(Collected data)

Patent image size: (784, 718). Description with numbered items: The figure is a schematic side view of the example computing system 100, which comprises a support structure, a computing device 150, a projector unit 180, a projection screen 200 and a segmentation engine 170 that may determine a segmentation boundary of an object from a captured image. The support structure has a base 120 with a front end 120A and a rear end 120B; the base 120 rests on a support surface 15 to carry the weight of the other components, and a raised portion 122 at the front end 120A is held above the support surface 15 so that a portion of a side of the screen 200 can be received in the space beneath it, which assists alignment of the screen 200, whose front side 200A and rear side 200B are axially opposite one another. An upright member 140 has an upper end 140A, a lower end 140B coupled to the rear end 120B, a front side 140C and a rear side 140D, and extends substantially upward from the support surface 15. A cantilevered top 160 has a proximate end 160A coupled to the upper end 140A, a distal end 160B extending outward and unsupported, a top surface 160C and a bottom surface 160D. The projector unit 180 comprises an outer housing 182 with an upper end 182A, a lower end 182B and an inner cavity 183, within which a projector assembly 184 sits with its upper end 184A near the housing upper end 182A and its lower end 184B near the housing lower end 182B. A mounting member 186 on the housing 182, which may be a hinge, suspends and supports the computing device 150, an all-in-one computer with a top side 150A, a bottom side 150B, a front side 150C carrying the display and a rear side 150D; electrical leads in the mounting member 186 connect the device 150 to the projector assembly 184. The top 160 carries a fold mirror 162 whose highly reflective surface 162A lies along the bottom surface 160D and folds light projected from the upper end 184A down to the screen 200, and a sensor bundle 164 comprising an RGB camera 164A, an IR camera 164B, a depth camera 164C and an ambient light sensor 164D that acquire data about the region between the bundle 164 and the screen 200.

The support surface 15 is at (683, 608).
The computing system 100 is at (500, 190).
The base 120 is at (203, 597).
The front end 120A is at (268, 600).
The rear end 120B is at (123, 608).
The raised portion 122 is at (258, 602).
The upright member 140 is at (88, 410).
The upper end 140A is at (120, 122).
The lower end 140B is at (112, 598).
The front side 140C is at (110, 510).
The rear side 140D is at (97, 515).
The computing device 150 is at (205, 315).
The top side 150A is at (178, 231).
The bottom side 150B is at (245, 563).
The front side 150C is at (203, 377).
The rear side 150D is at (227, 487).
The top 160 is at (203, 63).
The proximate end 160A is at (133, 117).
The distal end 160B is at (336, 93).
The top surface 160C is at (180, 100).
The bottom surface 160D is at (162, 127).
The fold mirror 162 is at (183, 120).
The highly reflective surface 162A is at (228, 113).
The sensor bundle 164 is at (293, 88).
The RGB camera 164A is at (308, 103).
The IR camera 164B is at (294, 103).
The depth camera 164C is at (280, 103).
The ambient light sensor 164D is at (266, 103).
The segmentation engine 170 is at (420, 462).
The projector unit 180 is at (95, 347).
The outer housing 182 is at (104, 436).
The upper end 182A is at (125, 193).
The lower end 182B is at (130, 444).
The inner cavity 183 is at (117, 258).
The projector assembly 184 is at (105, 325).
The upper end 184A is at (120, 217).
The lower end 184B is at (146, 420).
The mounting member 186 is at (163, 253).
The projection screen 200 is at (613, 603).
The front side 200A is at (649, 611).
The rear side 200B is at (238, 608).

PROBLEM DESCRIPTION: Reproduce every line of the records above with no changes.

RIGHT ANSWER:
Patent image size: (784, 718). Description with numbered items: The figure is a schematic side view of the example computing system 100, which comprises a support structure, a computing device 150, a projector unit 180, a projection screen 200 and a segmentation engine 170 that may determine a segmentation boundary of an object from a captured image. The support structure has a base 120 with a front end 120A and a rear end 120B; the base 120 rests on a support surface 15 to carry the weight of the other components, and a raised portion 122 at the front end 120A is held above the support surface 15 so that a portion of a side of the screen 200 can be received in the space beneath it, which assists alignment of the screen 200, whose front side 200A and rear side 200B are axially opposite one another. An upright member 140 has an upper end 140A, a lower end 140B coupled to the rear end 120B, a front side 140C and a rear side 140D, and extends substantially upward from the support surface 15. A cantilevered top 160 has a proximate end 160A coupled to the upper end 140A, a distal end 160B extending outward and unsupported, a top surface 160C and a bottom surface 160D. The projector unit 180 comprises an outer housing 182 with an upper end 182A, a lower end 182B and an inner cavity 183, within which a projector assembly 184 sits with its upper end 184A near the housing upper end 182A and its lower end 184B near the housing lower end 182B. A mounting member 186 on the housing 182, which may be a hinge, suspends and supports the computing device 150, an all-in-one computer with a top side 150A, a bottom side 150B, a front side 150C carrying the display and a rear side 150D; electrical leads in the mounting member 186 connect the device 150 to the projector assembly 184. The top 160 carries a fold mirror 162 whose highly reflective surface 162A lies along the bottom surface 160D and folds light projected from the upper end 184A down to the screen 200, and a sensor bundle 164 comprising an RGB camera 164A, an IR camera 164B, a depth camera 164C and an ambient light sensor 164D that acquire data about the region between the bundle 164 and the screen 200.

The support surface 15 is at (683, 608).
The computing system 100 is at (500, 190).
The base 120 is at (203, 597).
The front end 120A is at (268, 600).
The rear end 120B is at (123, 608).
The raised portion 122 is at (258, 602).
The upright member 140 is at (88, 410).
The upper end 140A is at (120, 122).
The lower end 140B is at (112, 598).
The front side 140C is at (110, 510).
The rear side 140D is at (97, 515).
The computing device 150 is at (205, 315).
The top side 150A is at (178, 231).
The bottom side 150B is at (245, 563).
The front side 150C is at (203, 377).
The rear side 150D is at (227, 487).
The top 160 is at (203, 63).
The proximate end 160A is at (133, 117).
The distal end 160B is at (336, 93).
The top surface 160C is at (180, 100).
The bottom surface 160D is at (162, 127).
The fold mirror 162 is at (183, 120).
The highly reflective surface 162A is at (228, 113).
The sensor bundle 164 is at (293, 88).
The RGB camera 164A is at (308, 103).
The IR camera 164B is at (294, 103).
The depth camera 164C is at (280, 103).
The ambient light sensor 164D is at (266, 103).
The segmentation engine 170 is at (420, 462).
The projector unit 180 is at (95, 347).
The outer housing 182 is at (104, 436).
The upper end 182A is at (125, 193).
The lower end 182B is at (130, 444).
The inner cavity 183 is at (117, 258).
The projector assembly 184 is at (105, 325).
The upper end 184A is at (120, 217).
The lower end 184B is at (146, 420).
The mounting member 186 is at (163, 253).
The projection screen 200 is at (613, 603).
The front side 200A is at (649, 611).
The rear side 200B is at (238, 608).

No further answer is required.